Prompt
Quote every line below exactly and skip any picture.

Records for processing
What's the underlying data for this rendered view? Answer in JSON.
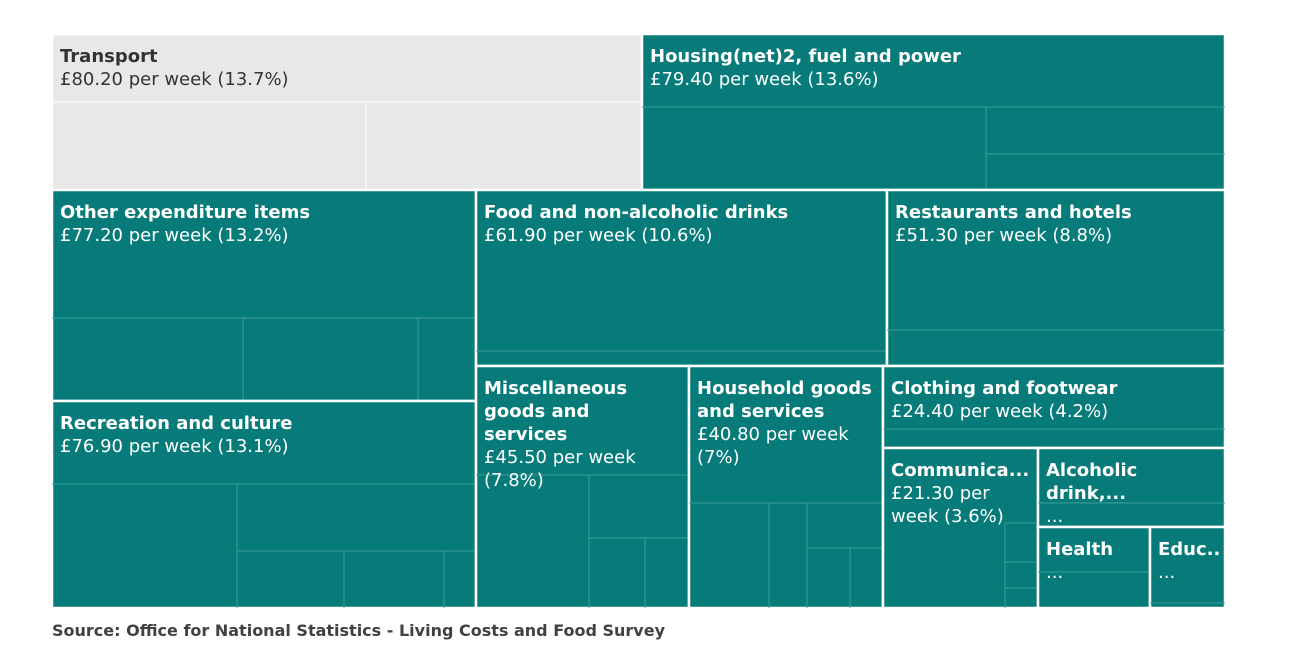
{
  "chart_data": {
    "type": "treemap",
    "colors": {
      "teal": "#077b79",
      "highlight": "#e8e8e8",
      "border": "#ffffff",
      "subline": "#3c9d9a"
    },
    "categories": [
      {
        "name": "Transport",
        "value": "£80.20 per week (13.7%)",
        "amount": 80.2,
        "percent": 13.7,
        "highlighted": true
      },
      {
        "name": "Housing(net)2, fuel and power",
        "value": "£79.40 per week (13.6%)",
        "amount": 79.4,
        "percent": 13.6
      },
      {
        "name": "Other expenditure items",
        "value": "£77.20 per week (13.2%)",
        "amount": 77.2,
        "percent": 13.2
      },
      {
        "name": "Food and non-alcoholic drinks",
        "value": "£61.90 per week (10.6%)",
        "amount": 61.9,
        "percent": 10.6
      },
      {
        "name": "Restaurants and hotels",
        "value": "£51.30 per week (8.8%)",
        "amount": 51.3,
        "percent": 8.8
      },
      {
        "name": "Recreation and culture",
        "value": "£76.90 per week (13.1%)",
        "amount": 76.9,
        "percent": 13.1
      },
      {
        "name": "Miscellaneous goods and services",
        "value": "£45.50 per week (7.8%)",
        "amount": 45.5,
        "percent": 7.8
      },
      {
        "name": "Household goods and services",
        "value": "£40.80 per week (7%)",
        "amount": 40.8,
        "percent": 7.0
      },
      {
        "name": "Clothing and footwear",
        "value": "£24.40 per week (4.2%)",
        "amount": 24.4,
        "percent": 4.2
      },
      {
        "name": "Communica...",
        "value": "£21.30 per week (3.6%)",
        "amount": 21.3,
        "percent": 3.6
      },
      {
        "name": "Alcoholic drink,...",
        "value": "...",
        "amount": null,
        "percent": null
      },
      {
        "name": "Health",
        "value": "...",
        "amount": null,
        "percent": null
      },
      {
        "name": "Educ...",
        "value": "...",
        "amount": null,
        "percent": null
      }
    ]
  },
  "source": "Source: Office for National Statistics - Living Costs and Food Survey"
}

Output
What's the underlying data for this rendered view? Answer in JSON.
{
  "chart_data": {
    "type": "treemap",
    "colors": {
      "teal": "#077b79",
      "highlight": "#e8e8e8",
      "border": "#ffffff",
      "subline": "#3c9d9a"
    },
    "categories": [
      {
        "name": "Transport",
        "value": "£80.20 per week (13.7%)",
        "amount": 80.2,
        "percent": 13.7,
        "highlighted": true
      },
      {
        "name": "Housing(net)2, fuel and power",
        "value": "£79.40 per week (13.6%)",
        "amount": 79.4,
        "percent": 13.6
      },
      {
        "name": "Other expenditure items",
        "value": "£77.20 per week (13.2%)",
        "amount": 77.2,
        "percent": 13.2
      },
      {
        "name": "Food and non-alcoholic drinks",
        "value": "£61.90 per week (10.6%)",
        "amount": 61.9,
        "percent": 10.6
      },
      {
        "name": "Restaurants and hotels",
        "value": "£51.30 per week (8.8%)",
        "amount": 51.3,
        "percent": 8.8
      },
      {
        "name": "Recreation and culture",
        "value": "£76.90 per week (13.1%)",
        "amount": 76.9,
        "percent": 13.1
      },
      {
        "name": "Miscellaneous goods and services",
        "value": "£45.50 per week (7.8%)",
        "amount": 45.5,
        "percent": 7.8
      },
      {
        "name": "Household goods and services",
        "value": "£40.80 per week (7%)",
        "amount": 40.8,
        "percent": 7.0
      },
      {
        "name": "Clothing and footwear",
        "value": "£24.40 per week (4.2%)",
        "amount": 24.4,
        "percent": 4.2
      },
      {
        "name": "Communica...",
        "value": "£21.30 per week (3.6%)",
        "amount": 21.3,
        "percent": 3.6
      },
      {
        "name": "Alcoholic drink,...",
        "value": "...",
        "amount": null,
        "percent": null
      },
      {
        "name": "Health",
        "value": "...",
        "amount": null,
        "percent": null
      },
      {
        "name": "Educ...",
        "value": "...",
        "amount": null,
        "percent": null
      }
    ]
  },
  "source": "Source: Office for National Statistics - Living Costs and Food Survey"
}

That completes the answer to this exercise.